> **YOUR TASK**
Pick out every line in the data below that holds "antara".

> **ENTRIES PROVIDED**

....

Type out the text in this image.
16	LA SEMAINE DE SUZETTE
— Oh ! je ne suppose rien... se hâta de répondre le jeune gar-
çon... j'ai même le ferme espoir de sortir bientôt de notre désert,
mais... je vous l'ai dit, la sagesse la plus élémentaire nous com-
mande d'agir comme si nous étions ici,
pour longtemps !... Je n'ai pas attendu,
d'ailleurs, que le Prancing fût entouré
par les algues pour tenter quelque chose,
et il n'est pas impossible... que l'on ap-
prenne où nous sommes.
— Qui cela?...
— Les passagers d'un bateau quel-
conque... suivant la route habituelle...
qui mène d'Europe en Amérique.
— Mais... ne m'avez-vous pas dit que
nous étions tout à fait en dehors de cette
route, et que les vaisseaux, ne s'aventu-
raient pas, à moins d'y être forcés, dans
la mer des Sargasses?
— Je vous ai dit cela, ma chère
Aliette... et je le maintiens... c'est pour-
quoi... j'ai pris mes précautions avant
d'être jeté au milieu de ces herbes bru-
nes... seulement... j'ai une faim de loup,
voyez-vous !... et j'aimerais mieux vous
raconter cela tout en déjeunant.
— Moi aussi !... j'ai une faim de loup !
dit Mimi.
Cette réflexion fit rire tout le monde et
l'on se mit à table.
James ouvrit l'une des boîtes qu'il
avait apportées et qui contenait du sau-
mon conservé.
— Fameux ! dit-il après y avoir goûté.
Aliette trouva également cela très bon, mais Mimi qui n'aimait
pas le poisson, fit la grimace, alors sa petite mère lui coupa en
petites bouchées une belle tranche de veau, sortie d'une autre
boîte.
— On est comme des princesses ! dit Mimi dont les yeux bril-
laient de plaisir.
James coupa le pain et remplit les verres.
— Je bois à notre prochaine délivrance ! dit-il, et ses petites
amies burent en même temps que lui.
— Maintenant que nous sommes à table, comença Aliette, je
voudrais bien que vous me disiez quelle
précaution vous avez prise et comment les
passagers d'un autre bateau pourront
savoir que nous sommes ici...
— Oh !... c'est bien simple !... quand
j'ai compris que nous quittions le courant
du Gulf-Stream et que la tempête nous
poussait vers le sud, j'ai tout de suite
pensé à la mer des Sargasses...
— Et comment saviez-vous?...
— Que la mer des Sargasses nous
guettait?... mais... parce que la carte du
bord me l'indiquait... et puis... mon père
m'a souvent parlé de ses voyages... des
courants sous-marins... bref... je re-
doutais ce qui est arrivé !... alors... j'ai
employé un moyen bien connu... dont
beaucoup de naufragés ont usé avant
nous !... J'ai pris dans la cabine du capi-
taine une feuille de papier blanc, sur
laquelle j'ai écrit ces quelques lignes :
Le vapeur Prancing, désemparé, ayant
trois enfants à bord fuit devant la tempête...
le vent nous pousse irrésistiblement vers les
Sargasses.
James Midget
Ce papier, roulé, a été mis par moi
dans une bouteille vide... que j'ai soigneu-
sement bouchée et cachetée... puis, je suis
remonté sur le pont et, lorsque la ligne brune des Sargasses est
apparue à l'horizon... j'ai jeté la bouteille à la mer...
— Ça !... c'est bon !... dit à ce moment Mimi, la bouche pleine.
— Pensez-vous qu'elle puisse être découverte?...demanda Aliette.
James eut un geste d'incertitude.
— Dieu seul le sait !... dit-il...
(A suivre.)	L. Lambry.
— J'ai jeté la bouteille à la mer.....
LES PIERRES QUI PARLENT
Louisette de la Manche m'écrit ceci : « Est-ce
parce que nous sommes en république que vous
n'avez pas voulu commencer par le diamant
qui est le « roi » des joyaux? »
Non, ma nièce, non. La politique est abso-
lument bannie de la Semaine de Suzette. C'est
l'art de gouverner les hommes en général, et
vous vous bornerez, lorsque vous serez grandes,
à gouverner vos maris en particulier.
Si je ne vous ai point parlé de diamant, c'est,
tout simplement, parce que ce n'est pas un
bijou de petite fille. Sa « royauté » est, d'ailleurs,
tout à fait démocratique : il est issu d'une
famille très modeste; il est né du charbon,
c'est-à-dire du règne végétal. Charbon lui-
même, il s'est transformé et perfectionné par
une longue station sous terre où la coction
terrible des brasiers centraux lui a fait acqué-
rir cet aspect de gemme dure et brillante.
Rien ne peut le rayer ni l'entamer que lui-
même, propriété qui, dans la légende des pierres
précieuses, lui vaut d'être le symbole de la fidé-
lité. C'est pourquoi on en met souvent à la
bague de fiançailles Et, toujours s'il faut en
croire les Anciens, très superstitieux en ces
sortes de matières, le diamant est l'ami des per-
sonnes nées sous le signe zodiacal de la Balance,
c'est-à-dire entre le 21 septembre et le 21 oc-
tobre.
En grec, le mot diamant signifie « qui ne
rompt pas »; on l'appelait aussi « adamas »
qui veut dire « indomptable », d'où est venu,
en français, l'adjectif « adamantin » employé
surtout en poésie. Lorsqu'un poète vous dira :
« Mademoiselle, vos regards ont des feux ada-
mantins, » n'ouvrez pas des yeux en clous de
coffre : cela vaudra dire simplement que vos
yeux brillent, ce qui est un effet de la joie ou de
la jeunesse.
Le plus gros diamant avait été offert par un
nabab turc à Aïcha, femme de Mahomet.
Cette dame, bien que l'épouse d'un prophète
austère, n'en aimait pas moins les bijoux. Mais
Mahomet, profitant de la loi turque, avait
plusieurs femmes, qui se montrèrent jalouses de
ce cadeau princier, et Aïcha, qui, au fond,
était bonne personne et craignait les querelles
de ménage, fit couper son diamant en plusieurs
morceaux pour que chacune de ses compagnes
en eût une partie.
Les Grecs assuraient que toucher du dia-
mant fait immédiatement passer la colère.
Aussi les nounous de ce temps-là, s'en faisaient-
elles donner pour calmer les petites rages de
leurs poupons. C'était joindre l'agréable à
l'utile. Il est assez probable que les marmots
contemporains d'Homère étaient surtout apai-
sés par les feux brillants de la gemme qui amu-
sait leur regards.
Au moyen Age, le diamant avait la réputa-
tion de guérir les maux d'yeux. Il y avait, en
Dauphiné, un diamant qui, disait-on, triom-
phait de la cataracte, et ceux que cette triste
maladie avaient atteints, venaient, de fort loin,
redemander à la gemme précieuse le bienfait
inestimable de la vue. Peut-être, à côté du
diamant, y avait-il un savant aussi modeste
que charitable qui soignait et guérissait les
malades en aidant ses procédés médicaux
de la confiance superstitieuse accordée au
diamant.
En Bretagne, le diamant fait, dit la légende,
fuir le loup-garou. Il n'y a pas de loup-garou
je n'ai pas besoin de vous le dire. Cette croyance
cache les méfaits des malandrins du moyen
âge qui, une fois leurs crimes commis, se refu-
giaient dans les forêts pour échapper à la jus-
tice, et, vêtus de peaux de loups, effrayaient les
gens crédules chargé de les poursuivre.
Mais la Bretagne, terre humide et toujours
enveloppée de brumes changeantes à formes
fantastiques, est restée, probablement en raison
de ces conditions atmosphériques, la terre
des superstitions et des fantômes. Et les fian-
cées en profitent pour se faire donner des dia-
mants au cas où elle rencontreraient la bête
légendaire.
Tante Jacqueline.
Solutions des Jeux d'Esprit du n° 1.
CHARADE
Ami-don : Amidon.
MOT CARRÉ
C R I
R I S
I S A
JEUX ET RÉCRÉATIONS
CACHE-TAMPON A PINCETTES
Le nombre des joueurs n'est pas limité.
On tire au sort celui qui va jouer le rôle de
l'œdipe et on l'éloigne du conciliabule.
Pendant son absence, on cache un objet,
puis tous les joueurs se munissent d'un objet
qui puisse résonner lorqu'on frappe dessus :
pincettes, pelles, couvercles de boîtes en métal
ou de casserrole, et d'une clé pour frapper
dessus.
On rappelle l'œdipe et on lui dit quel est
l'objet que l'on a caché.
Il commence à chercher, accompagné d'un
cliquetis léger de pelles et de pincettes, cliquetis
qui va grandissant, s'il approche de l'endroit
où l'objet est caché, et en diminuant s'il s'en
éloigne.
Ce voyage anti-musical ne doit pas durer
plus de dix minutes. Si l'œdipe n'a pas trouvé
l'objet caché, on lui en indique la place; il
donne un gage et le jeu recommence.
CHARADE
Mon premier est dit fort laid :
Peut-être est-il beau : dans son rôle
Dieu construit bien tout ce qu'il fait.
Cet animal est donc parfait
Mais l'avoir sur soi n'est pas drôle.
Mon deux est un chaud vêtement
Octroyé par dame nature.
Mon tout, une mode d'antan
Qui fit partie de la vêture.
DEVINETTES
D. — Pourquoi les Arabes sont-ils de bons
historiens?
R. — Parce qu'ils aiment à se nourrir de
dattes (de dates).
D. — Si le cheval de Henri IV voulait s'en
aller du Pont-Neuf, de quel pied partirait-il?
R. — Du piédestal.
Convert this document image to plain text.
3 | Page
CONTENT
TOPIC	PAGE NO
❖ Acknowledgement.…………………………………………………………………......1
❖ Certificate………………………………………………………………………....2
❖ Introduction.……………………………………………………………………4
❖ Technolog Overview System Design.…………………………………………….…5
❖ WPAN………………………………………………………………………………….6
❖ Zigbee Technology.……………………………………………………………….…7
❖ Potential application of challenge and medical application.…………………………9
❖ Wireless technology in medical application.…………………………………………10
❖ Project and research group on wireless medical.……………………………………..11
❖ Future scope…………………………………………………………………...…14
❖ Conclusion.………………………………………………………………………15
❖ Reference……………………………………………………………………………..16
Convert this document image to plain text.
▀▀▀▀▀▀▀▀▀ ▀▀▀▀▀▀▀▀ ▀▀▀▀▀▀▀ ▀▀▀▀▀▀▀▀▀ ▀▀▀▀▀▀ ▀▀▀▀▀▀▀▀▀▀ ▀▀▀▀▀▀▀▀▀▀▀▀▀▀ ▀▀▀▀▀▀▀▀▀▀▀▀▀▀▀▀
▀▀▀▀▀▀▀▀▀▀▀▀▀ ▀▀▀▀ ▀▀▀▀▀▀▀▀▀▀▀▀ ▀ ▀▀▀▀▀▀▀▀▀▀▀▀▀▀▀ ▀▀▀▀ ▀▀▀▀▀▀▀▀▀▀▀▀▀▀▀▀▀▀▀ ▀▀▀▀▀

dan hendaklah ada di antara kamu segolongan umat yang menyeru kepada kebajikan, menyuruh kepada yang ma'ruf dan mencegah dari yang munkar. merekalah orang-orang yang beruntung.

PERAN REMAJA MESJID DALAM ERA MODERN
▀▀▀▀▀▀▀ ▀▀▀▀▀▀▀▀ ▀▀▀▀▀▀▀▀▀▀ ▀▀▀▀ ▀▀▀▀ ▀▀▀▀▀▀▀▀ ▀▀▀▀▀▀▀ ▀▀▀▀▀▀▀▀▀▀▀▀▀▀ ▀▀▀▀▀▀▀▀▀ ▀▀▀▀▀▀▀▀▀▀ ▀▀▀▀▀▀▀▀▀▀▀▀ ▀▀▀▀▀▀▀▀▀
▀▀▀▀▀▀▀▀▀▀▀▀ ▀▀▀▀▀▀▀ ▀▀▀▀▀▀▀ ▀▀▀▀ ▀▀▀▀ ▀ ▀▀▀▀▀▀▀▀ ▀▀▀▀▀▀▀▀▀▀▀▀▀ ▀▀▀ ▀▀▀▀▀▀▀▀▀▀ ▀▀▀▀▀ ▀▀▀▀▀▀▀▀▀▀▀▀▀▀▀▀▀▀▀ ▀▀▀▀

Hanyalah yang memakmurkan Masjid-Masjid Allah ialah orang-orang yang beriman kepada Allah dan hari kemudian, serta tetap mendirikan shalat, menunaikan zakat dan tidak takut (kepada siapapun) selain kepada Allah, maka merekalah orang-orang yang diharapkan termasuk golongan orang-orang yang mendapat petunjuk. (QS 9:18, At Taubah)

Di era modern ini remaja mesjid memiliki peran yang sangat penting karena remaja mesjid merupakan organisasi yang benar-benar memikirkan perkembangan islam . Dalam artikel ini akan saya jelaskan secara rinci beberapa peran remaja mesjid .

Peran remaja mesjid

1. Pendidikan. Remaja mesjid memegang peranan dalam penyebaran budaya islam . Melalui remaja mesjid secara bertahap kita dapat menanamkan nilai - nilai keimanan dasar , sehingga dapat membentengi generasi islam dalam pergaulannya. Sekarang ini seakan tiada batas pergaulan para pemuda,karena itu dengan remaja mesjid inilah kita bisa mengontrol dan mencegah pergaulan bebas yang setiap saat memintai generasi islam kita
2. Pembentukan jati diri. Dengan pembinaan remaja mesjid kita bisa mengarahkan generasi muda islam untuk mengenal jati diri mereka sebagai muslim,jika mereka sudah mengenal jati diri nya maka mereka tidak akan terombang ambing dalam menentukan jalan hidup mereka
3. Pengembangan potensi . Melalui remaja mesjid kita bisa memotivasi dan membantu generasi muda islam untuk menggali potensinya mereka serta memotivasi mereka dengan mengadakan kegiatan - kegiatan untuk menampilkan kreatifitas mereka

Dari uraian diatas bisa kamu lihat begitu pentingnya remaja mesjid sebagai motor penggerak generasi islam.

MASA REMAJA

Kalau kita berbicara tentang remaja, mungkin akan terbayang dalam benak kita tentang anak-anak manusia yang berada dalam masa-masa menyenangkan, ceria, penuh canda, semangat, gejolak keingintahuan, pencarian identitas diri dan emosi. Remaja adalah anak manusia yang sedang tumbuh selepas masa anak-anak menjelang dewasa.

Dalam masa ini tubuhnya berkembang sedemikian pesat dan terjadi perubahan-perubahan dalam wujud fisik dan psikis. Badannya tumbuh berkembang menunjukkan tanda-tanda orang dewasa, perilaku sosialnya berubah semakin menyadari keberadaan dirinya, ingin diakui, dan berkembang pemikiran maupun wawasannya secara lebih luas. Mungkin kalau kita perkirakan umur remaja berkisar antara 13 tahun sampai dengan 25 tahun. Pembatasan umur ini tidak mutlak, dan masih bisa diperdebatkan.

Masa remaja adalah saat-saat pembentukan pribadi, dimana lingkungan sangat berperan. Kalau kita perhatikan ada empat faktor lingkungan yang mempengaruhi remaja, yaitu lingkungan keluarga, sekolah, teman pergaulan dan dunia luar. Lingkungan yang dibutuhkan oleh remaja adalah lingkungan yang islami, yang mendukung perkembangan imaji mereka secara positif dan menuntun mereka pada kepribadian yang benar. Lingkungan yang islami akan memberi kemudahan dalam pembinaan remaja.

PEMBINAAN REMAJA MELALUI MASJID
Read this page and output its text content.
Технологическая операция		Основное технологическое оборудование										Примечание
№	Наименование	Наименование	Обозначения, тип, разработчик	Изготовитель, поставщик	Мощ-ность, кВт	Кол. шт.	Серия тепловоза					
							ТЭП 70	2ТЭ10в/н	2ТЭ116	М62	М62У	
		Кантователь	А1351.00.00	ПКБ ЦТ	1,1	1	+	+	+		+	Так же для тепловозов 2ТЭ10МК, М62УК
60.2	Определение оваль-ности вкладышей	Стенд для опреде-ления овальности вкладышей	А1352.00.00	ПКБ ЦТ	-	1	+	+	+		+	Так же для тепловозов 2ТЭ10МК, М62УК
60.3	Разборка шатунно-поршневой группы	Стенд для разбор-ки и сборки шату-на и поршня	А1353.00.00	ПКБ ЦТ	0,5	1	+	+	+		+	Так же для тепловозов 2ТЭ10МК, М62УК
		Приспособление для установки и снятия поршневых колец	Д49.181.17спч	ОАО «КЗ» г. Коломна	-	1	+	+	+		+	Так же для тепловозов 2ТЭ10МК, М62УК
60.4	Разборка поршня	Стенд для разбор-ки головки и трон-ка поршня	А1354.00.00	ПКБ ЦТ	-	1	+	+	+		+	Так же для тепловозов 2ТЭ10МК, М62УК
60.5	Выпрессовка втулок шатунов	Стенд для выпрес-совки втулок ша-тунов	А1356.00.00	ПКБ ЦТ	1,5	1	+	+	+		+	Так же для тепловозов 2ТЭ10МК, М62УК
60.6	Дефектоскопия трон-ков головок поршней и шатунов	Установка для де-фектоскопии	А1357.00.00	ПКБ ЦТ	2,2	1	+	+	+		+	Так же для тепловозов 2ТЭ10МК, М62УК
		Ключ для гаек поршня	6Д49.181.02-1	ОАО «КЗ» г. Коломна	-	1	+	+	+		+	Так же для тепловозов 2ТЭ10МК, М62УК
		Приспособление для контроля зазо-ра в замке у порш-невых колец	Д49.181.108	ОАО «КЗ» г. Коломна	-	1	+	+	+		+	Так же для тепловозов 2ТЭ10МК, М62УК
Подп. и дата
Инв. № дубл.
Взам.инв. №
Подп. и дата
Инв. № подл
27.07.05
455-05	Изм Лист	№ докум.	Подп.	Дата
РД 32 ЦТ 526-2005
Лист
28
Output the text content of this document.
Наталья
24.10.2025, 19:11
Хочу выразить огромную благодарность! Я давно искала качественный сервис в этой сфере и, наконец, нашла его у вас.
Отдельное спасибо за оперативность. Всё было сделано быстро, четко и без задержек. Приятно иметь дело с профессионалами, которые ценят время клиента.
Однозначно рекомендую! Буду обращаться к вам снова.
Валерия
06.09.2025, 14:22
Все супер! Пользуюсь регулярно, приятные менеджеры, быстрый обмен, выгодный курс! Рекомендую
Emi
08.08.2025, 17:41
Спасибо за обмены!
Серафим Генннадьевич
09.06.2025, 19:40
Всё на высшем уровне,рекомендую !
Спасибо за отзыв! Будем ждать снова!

....

> **REPLY TO THE EXERCISE**
dan hendaklah ada di antara kamu segolongan umat yang menyeru kepada kebajikan, menyuruh kepada yang ma'ruf dan mencegah dari yang munkar. merekalah orang-orang yang beruntung.
Dalam masa ini tubuhnya berkembang sedemikian pesat dan terjadi perubahan-perubahan dalam wujud fisik dan psikis. Badannya tumbuh berkembang menunjukkan tanda-tanda orang dewasa, perilaku sosialnya berubah semakin menyadari keberadaan dirinya, ingin diakui, dan berkembang pemikiran maupun wawasannya secara lebih luas. Mungkin kalau kita perkirakan umur remaja berkisar antara 13 tahun sampai dengan 25 tahun. Pembatasan umur ini tidak mutlak, dan masih bisa diperdebatkan.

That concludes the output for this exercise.